**Stated goal:** Every entry must be duplicated precisely as written.

**Data for processing:**
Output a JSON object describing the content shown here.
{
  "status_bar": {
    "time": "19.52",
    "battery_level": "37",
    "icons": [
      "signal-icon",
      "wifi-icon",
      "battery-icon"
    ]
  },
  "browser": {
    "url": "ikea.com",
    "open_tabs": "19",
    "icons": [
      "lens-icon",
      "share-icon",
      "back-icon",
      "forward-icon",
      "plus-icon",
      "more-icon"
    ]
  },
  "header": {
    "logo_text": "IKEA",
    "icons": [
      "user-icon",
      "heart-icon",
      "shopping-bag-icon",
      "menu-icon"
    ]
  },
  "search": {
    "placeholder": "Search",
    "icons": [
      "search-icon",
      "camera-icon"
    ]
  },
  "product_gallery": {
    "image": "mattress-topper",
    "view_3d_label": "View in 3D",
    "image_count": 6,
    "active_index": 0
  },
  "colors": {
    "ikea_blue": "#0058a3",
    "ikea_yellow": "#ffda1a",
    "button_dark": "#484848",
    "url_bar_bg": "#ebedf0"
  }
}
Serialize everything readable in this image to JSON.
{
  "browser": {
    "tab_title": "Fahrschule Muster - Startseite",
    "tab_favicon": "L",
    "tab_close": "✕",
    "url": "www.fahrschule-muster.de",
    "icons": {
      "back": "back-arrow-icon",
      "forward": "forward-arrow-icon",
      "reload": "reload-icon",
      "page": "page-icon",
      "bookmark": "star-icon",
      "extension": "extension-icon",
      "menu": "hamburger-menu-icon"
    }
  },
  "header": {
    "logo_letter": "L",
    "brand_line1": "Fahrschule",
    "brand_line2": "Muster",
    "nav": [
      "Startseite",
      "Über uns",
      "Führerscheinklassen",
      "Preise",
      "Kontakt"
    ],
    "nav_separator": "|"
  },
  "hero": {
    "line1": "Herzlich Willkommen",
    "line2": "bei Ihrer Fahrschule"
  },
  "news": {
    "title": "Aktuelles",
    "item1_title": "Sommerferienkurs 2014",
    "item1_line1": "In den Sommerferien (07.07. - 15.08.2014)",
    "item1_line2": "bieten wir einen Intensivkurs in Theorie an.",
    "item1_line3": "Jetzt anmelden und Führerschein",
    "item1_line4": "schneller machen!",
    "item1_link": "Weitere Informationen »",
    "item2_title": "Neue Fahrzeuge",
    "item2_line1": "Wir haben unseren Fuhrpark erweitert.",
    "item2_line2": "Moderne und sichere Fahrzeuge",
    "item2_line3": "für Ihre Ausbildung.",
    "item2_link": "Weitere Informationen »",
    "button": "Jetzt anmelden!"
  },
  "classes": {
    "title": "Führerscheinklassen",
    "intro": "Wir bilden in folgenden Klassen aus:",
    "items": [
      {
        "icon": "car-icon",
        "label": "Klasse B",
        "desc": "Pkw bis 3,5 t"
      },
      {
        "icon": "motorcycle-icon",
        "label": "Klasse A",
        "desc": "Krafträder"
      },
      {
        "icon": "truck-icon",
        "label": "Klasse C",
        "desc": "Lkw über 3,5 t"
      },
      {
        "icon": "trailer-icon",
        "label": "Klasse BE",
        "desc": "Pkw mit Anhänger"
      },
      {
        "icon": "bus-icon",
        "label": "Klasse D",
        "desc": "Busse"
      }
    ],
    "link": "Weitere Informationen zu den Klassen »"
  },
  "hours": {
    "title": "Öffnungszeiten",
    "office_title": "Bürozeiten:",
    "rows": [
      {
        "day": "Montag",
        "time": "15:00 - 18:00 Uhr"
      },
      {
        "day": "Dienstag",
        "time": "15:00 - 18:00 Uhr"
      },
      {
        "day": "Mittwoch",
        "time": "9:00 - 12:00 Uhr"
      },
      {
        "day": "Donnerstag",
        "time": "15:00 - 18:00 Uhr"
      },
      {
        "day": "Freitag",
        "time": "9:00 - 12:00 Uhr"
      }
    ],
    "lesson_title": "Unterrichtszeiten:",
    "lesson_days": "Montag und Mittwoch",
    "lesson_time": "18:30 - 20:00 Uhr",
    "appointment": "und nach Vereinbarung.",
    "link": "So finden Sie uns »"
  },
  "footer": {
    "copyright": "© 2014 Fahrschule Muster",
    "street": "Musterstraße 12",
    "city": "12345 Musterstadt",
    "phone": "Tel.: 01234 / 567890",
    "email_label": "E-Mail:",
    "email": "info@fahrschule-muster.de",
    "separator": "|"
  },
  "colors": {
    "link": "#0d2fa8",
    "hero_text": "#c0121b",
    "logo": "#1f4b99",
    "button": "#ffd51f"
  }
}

**Exercise solution:**
Output a JSON object describing the content shown here.
{
  "status_bar": {
    "time": "19.52",
    "battery_level": "37",
    "icons": [
      "signal-icon",
      "wifi-icon",
      "battery-icon"
    ]
  },
  "browser": {
    "url": "ikea.com",
    "open_tabs": "19",
    "icons": [
      "lens-icon",
      "share-icon",
      "back-icon",
      "forward-icon",
      "plus-icon",
      "more-icon"
    ]
  },
  "header": {
    "logo_text": "IKEA",
    "icons": [
      "user-icon",
      "heart-icon",
      "shopping-bag-icon",
      "menu-icon"
    ]
  },
  "search": {
    "placeholder": "Search",
    "icons": [
      "search-icon",
      "camera-icon"
    ]
  },
  "product_gallery": {
    "image": "mattress-topper",
    "view_3d_label": "View in 3D",
    "image_count": 6,
    "active_index": 0
  },
  "colors": {
    "ikea_blue": "#0058a3",
    "ikea_yellow": "#ffda1a",
    "button_dark": "#484848",
    "url_bar_bg": "#ebedf0"
  }
}
Serialize everything readable in this image to JSON.
{
  "browser": {
    "tab_title": "Fahrschule Muster - Startseite",
    "tab_favicon": "L",
    "tab_close": "✕",
    "url": "www.fahrschule-muster.de",
    "icons": {
      "back": "back-arrow-icon",
      "forward": "forward-arrow-icon",
      "reload": "reload-icon",
      "page": "page-icon",
      "bookmark": "star-icon",
      "extension": "extension-icon",
      "menu": "hamburger-menu-icon"
    }
  },
  "header": {
    "logo_letter": "L",
    "brand_line1": "Fahrschule",
    "brand_line2": "Muster",
    "nav": [
      "Startseite",
      "Über uns",
      "Führerscheinklassen",
      "Preise",
      "Kontakt"
    ],
    "nav_separator": "|"
  },
  "hero": {
    "line1": "Herzlich Willkommen",
    "line2": "bei Ihrer Fahrschule"
  },
  "news": {
    "title": "Aktuelles",
    "item1_title": "Sommerferienkurs 2014",
    "item1_line1": "In den Sommerferien (07.07. - 15.08.2014)",
    "item1_line2": "bieten wir einen Intensivkurs in Theorie an.",
    "item1_line3": "Jetzt anmelden und Führerschein",
    "item1_line4": "schneller machen!",
    "item1_link": "Weitere Informationen »",
    "item2_title": "Neue Fahrzeuge",
    "item2_line1": "Wir haben unseren Fuhrpark erweitert.",
    "item2_line2": "Moderne und sichere Fahrzeuge",
    "item2_line3": "für Ihre Ausbildung.",
    "item2_link": "Weitere Informationen »",
    "button": "Jetzt anmelden!"
  },
  "classes": {
    "title": "Führerscheinklassen",
    "intro": "Wir bilden in folgenden Klassen aus:",
    "items": [
      {
        "icon": "car-icon",
        "label": "Klasse B",
        "desc": "Pkw bis 3,5 t"
      },
      {
        "icon": "motorcycle-icon",
        "label": "Klasse A",
        "desc": "Krafträder"
      },
      {
        "icon": "truck-icon",
        "label": "Klasse C",
        "desc": "Lkw über 3,5 t"
      },
      {
        "icon": "trailer-icon",
        "label": "Klasse BE",
        "desc": "Pkw mit Anhänger"
      },
      {
        "icon": "bus-icon",
        "label": "Klasse D",
        "desc": "Busse"
      }
    ],
    "link": "Weitere Informationen zu den Klassen »"
  },
  "hours": {
    "title": "Öffnungszeiten",
    "office_title": "Bürozeiten:",
    "rows": [
      {
        "day": "Montag",
        "time": "15:00 - 18:00 Uhr"
      },
      {
        "day": "Dienstag",
        "time": "15:00 - 18:00 Uhr"
      },
      {
        "day": "Mittwoch",
        "time": "9:00 - 12:00 Uhr"
      },
      {
        "day": "Donnerstag",
        "time": "15:00 - 18:00 Uhr"
      },
      {
        "day": "Freitag",
        "time": "9:00 - 12:00 Uhr"
      }
    ],
    "lesson_title": "Unterrichtszeiten:",
    "lesson_days": "Montag und Mittwoch",
    "lesson_time": "18:30 - 20:00 Uhr",
    "appointment": "und nach Vereinbarung.",
    "link": "So finden Sie uns »"
  },
  "footer": {
    "copyright": "© 2014 Fahrschule Muster",
    "street": "Musterstraße 12",
    "city": "12345 Musterstadt",
    "phone": "Tel.: 01234 / 567890",
    "email_label": "E-Mail:",
    "email": "info@fahrschule-muster.de",
    "separator": "|"
  },
  "colors": {
    "link": "#0d2fa8",
    "hero_text": "#c0121b",
    "logo": "#1f4b99",
    "button": "#ffd51f"
  }
}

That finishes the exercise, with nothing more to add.